------ Extracted entries ------

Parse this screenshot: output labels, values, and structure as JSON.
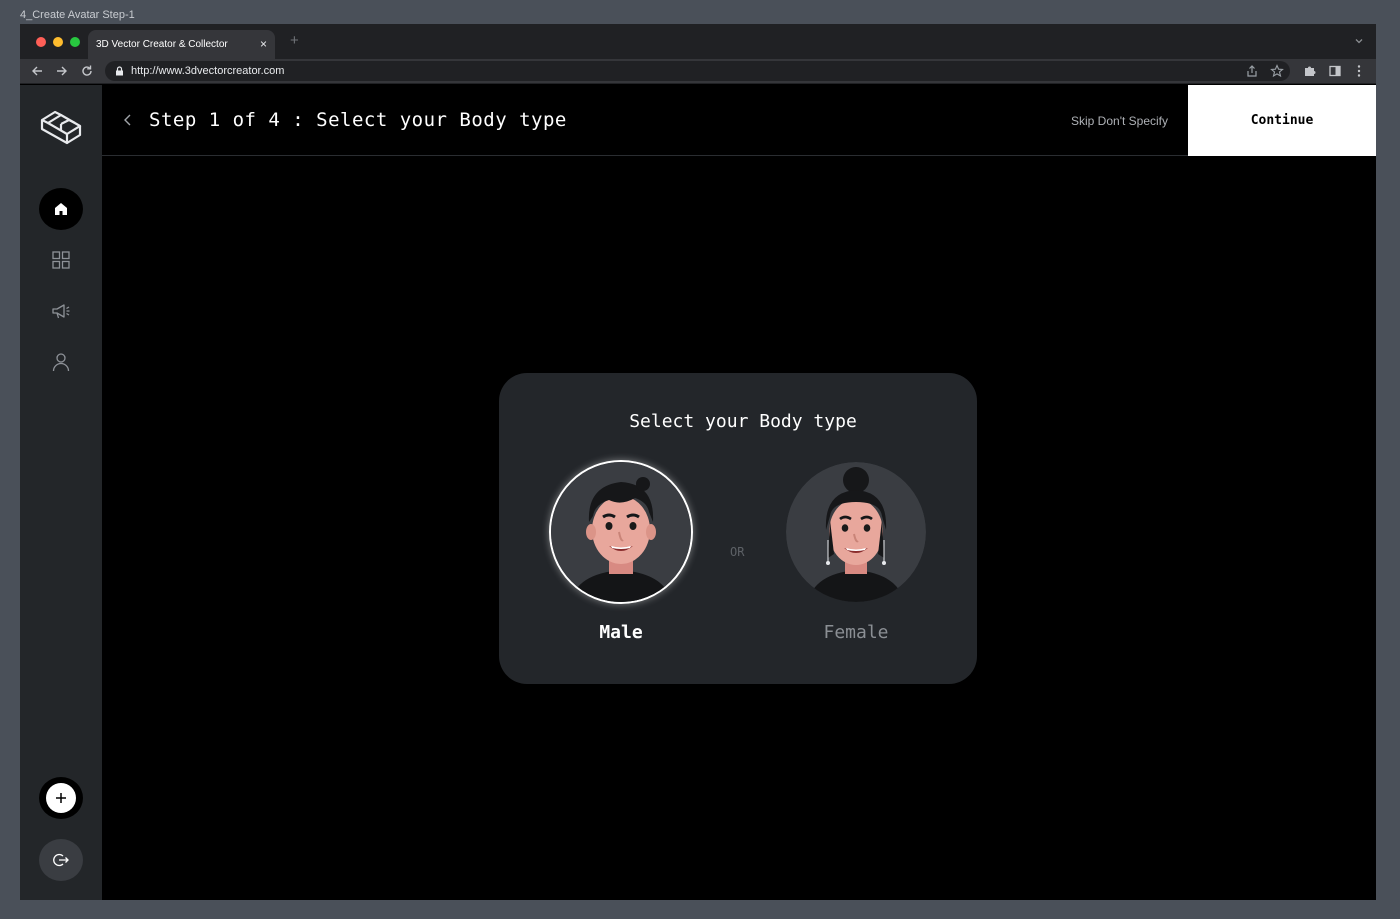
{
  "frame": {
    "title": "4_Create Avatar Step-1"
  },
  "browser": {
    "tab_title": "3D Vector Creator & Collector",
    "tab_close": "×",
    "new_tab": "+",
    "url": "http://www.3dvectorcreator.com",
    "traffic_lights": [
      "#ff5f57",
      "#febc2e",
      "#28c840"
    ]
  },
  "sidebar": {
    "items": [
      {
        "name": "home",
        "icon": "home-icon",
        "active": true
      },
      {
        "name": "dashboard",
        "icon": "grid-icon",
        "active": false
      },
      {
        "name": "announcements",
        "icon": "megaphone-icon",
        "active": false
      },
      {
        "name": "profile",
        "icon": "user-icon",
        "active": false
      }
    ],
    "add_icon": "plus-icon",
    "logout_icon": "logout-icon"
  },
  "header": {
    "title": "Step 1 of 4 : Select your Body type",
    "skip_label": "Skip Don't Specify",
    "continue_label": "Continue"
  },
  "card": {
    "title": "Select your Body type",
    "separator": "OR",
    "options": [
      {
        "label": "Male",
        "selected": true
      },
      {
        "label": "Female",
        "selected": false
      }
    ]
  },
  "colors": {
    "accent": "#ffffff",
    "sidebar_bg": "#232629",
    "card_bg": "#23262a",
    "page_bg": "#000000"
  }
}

------

▶ Request:
Find each line with the string "your" and copy it out.

▶ Task solution:
    "title": "Step 1 of 4 : Select your Body type",
    "title": "Select your Body type",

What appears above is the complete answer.